** Start of RECORDS FOR PROCESSING **

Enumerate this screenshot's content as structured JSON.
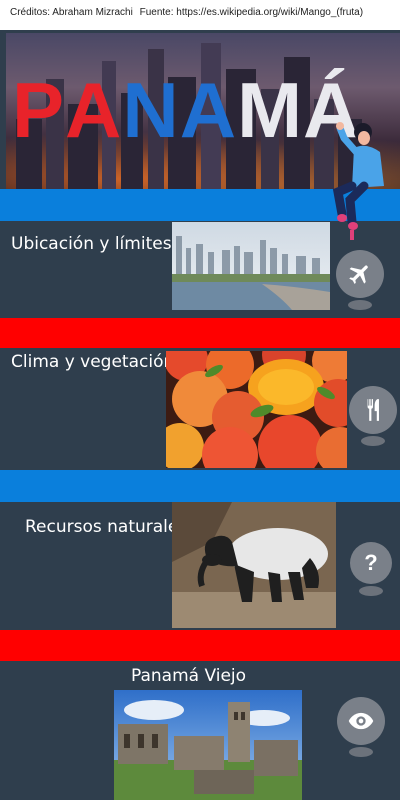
{
  "credits": {
    "author": "Créditos: Abraham Mizrachi",
    "source": "Fuente: https://es.wikipedia.org/wiki/Mango_(fruta)"
  },
  "hero": {
    "title_letters": [
      "P",
      "A",
      "N",
      "A",
      "M",
      "Á"
    ],
    "letter_colors": [
      "#e8232a",
      "#e8232a",
      "#1f6fd1",
      "#1f6fd1",
      "#e9e9ee",
      "#e9e9ee"
    ]
  },
  "sections": {
    "location": {
      "title": "Ubicación y límites",
      "icon": "airplane-icon"
    },
    "climate": {
      "title": "Clima y vegetación",
      "icon": "fork-knife-icon"
    },
    "resources": {
      "title": "Recursos naturales",
      "icon": "question-icon"
    },
    "old_panama": {
      "title": "Panamá Viejo",
      "icon": "eye-icon"
    }
  },
  "colors": {
    "background": "#2f3e4d",
    "blue_band": "#0a7fdc",
    "red_band": "#ff0000",
    "pin": "#7a8089"
  }
}
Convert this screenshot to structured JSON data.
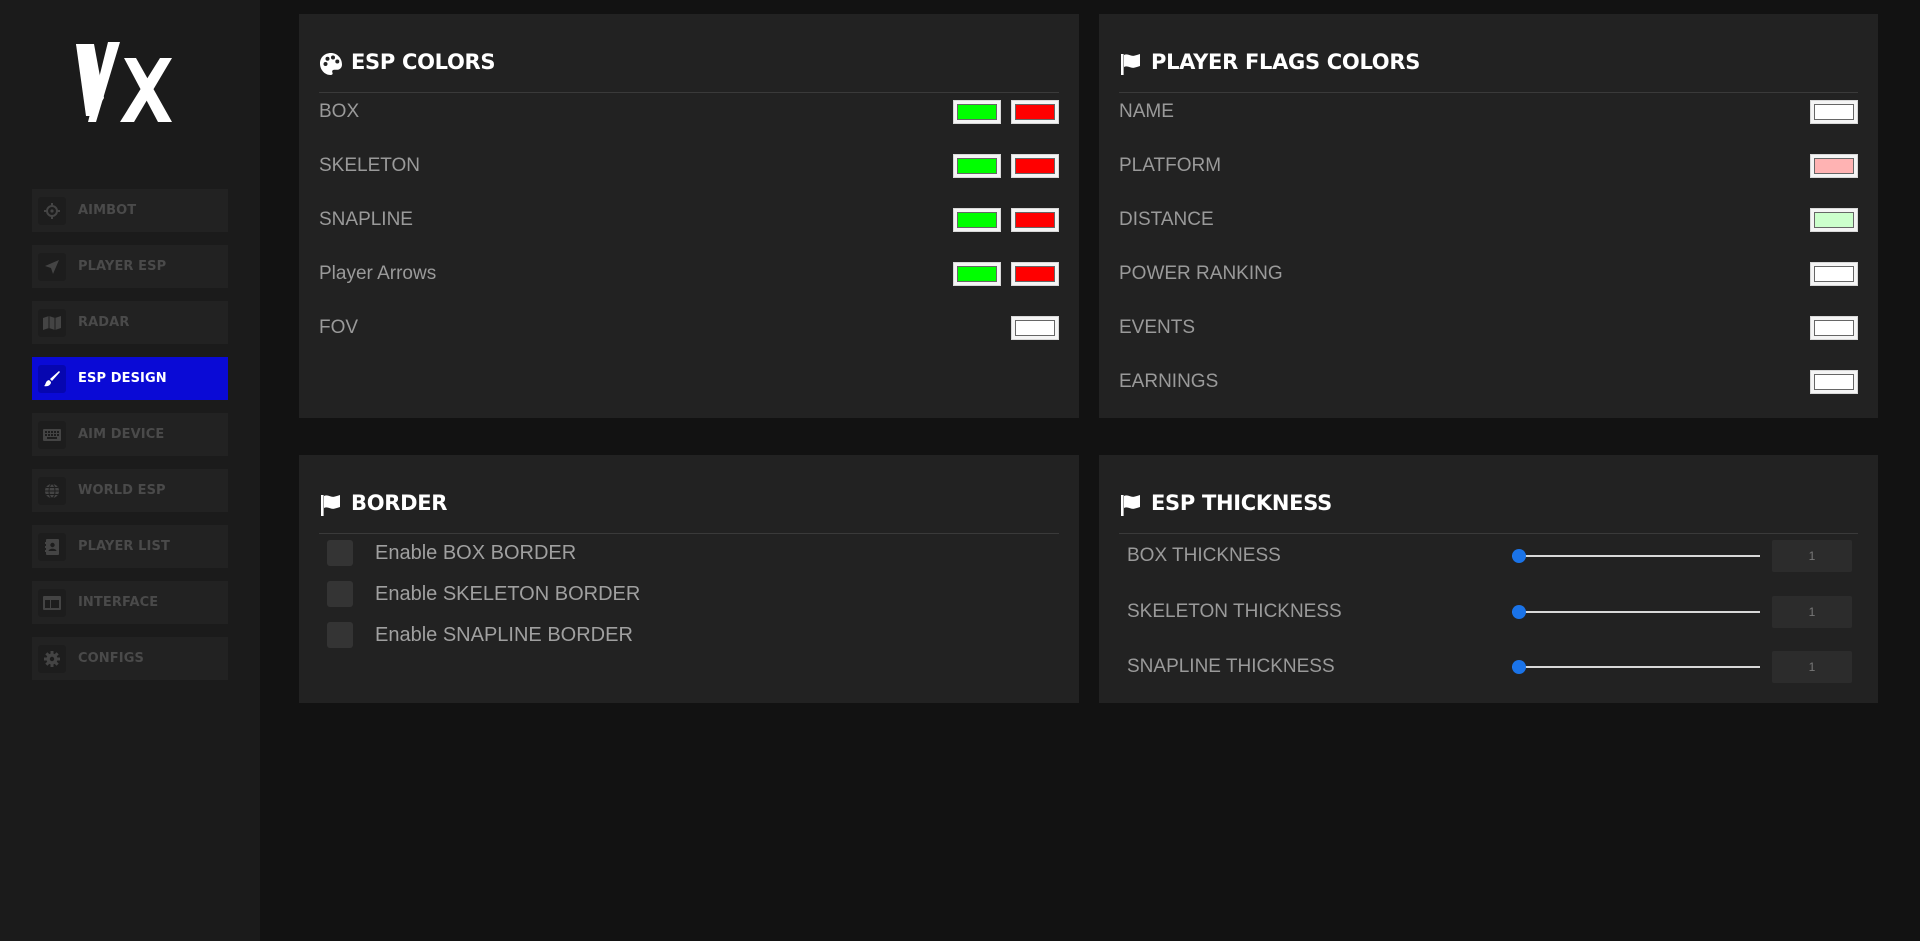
{
  "logo": {
    "text": "VX"
  },
  "sidebar": {
    "items": [
      {
        "label": "AIMBOT",
        "icon": "crosshair-icon",
        "active": false
      },
      {
        "label": "PLAYER ESP",
        "icon": "location-arrow-icon",
        "active": false
      },
      {
        "label": "RADAR",
        "icon": "map-icon",
        "active": false
      },
      {
        "label": "ESP DESIGN",
        "icon": "paintbrush-icon",
        "active": true
      },
      {
        "label": "AIM DEVICE",
        "icon": "keyboard-icon",
        "active": false
      },
      {
        "label": "WORLD ESP",
        "icon": "globe-icon",
        "active": false
      },
      {
        "label": "PLAYER LIST",
        "icon": "address-book-icon",
        "active": false
      },
      {
        "label": "INTERFACE",
        "icon": "window-icon",
        "active": false
      },
      {
        "label": "CONFIGS",
        "icon": "gear-icon",
        "active": false
      }
    ],
    "active_color": "#0a0ad6"
  },
  "esp_colors": {
    "title": "ESP COLORS",
    "icon": "palette-icon",
    "rows": [
      {
        "label": "BOX",
        "colors": [
          "#00ff00",
          "#ff0000"
        ]
      },
      {
        "label": "SKELETON",
        "colors": [
          "#00ff00",
          "#ff0000"
        ]
      },
      {
        "label": "SNAPLINE",
        "colors": [
          "#00ff00",
          "#ff0000"
        ]
      },
      {
        "label": "Player Arrows",
        "colors": [
          "#00ff00",
          "#ff0000"
        ]
      },
      {
        "label": "FOV",
        "colors": [
          "#ffffff"
        ]
      }
    ]
  },
  "player_flags_colors": {
    "title": "PLAYER FLAGS COLORS",
    "icon": "flag-icon",
    "rows": [
      {
        "label": "NAME",
        "colors": [
          "#ffffff"
        ]
      },
      {
        "label": "PLATFORM",
        "colors": [
          "#ffb3b3"
        ]
      },
      {
        "label": "DISTANCE",
        "colors": [
          "#ccffcc"
        ]
      },
      {
        "label": "POWER RANKING",
        "colors": [
          "#ffffff"
        ]
      },
      {
        "label": "EVENTS",
        "colors": [
          "#ffffff"
        ]
      },
      {
        "label": "EARNINGS",
        "colors": [
          "#ffffff"
        ]
      }
    ]
  },
  "border": {
    "title": "BORDER",
    "icon": "flag-icon",
    "options": [
      {
        "label": "Enable BOX BORDER",
        "checked": false
      },
      {
        "label": "Enable SKELETON BORDER",
        "checked": false
      },
      {
        "label": "Enable SNAPLINE BORDER",
        "checked": false
      }
    ]
  },
  "esp_thickness": {
    "title": "ESP THICKNESS",
    "icon": "flag-icon",
    "sliders": [
      {
        "label": "BOX THICKNESS",
        "value": "1"
      },
      {
        "label": "SKELETON THICKNESS",
        "value": "1"
      },
      {
        "label": "SNAPLINE THICKNESS",
        "value": "1"
      }
    ]
  }
}
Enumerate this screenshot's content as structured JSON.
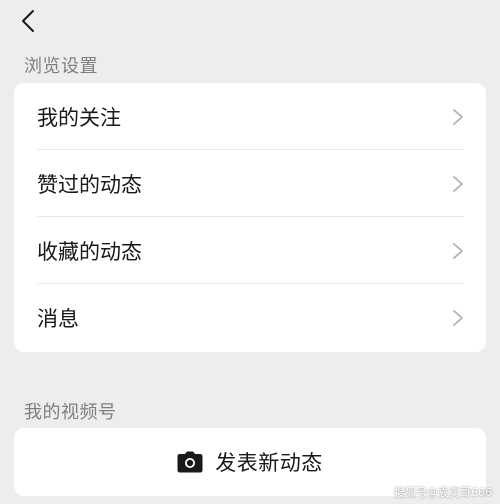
{
  "nav": {
    "back_icon": "chevron-left-icon"
  },
  "browse_settings": {
    "title": "浏览设置",
    "items": [
      {
        "label": "我的关注",
        "icon": "chevron-right-icon"
      },
      {
        "label": "赞过的动态",
        "icon": "chevron-right-icon"
      },
      {
        "label": "收藏的动态",
        "icon": "chevron-right-icon"
      },
      {
        "label": "消息",
        "icon": "chevron-right-icon"
      }
    ]
  },
  "my_channel": {
    "title": "我的视频号",
    "publish_label": "发表新动态",
    "publish_icon": "camera-icon"
  },
  "watermark": "搜狐号@袁奕哥666",
  "colors": {
    "background": "#ededed",
    "card": "#ffffff",
    "section_title": "#7f7f7f",
    "text": "#191919",
    "chevron": "#b2b2b2"
  }
}
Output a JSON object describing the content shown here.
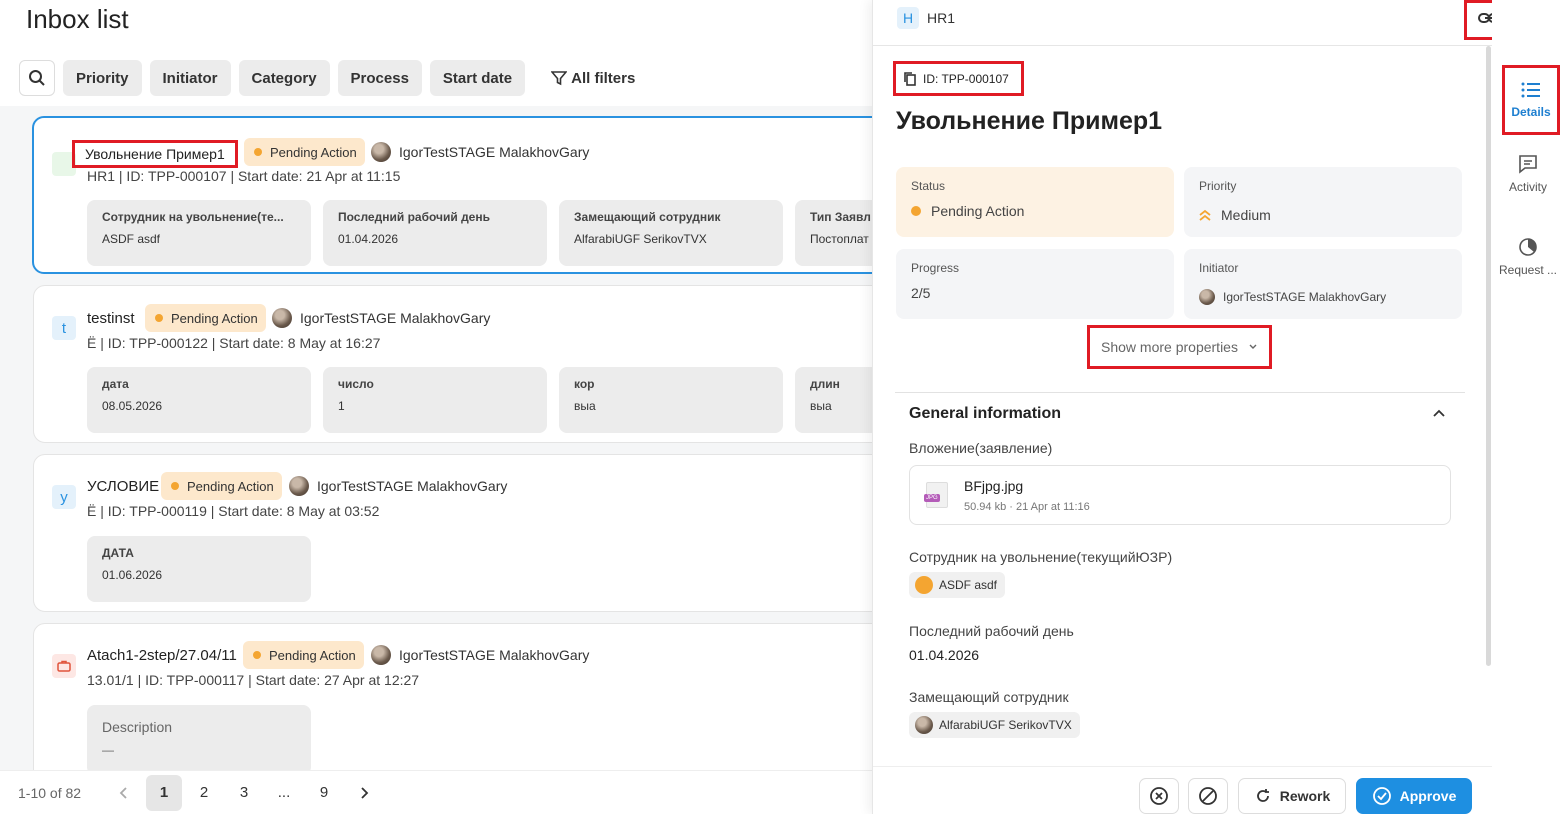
{
  "page": {
    "title": "Inbox list"
  },
  "filters": {
    "chips": [
      "Priority",
      "Initiator",
      "Category",
      "Process",
      "Start date"
    ],
    "all_filters": "All filters"
  },
  "cards": [
    {
      "letter": "",
      "title": "Увольнение Пример1",
      "status": "Pending Action",
      "user": "IgorTestSTAGE MalakhovGary",
      "meta": "HR1 |  ID: TPP-000107  | Start date: 21 Apr at 11:15",
      "fields": [
        {
          "label": "Сотрудник на увольнение(те...",
          "value": "ASDF asdf"
        },
        {
          "label": "Последний рабочий день",
          "value": "01.04.2026"
        },
        {
          "label": "Замещающий сотрудник",
          "value": "AlfarabiUGF SerikovTVX"
        },
        {
          "label": "Тип Заявл",
          "value": "Постоплат"
        }
      ]
    },
    {
      "letter": "t",
      "title": "testinst",
      "status": "Pending Action",
      "user": "IgorTestSTAGE MalakhovGary",
      "meta": "Ё |  ID: TPP-000122  | Start date: 8 May at 16:27",
      "fields": [
        {
          "label": "дата",
          "value": "08.05.2026"
        },
        {
          "label": "число",
          "value": "1"
        },
        {
          "label": "кор",
          "value": "выа"
        },
        {
          "label": "длин",
          "value": "выа"
        }
      ]
    },
    {
      "letter": "у",
      "title": "УСЛОВИЕ",
      "status": "Pending Action",
      "user": "IgorTestSTAGE MalakhovGary",
      "meta": "Ё |  ID: TPP-000119  | Start date: 8 May at 03:52",
      "fields": [
        {
          "label": "ДАТА",
          "value": "01.06.2026"
        }
      ]
    },
    {
      "letter": "",
      "title": "Atach1-2step/27.04/11",
      "status": "Pending Action",
      "user": "IgorTestSTAGE MalakhovGary",
      "meta": "13.01/1 |  ID: TPP-000117  | Start date: 27 Apr at 12:27",
      "fields": [
        {
          "label": "Description",
          "value": "—"
        }
      ]
    }
  ],
  "pager": {
    "count": "1-10 of 82",
    "pages": [
      "1",
      "2",
      "3",
      "...",
      "9"
    ],
    "current": "1"
  },
  "panel": {
    "hr_letter": "H",
    "hr_label": "HR1",
    "id_tag": "ID: TPP-000107",
    "title": "Увольнение Пример1",
    "props": {
      "status_label": "Status",
      "status_value": "Pending Action",
      "priority_label": "Priority",
      "priority_value": "Medium",
      "progress_label": "Progress",
      "progress_value": "2/5",
      "initiator_label": "Initiator",
      "initiator_value": "IgorTestSTAGE MalakhovGary"
    },
    "show_more": "Show more properties",
    "general": {
      "title": "General information",
      "attachment_label": "Вложение(заявление)",
      "file_name": "BFjpg.jpg",
      "file_meta": "50.94 kb · 21 Apr at 11:16",
      "file_type": "JPG",
      "employee_label": "Сотрудник на увольнение(текущийЮЗР)",
      "employee_value": "ASDF asdf",
      "last_day_label": "Последний рабочий день",
      "last_day_value": "01.04.2026",
      "replacement_label": "Замещающий сотрудник",
      "replacement_value": "AlfarabiUGF SerikovTVX"
    },
    "footer": {
      "rework": "Rework",
      "approve": "Approve"
    }
  },
  "rail": {
    "details": "Details",
    "activity": "Activity",
    "request": "Request ..."
  },
  "colors": {
    "accent": "#1e8fe1",
    "pending": "#f4a531",
    "highlight": "#e01b24"
  }
}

** End of RECORDS FOR PROCESSING **

TASK GOAL:
Which lines above hold the word "SerikovTVX"? Copy each of them.

SOLUTION:
          "value": "AlfarabiUGF SerikovTVX"
      "replacement_value": "AlfarabiUGF SerikovTVX"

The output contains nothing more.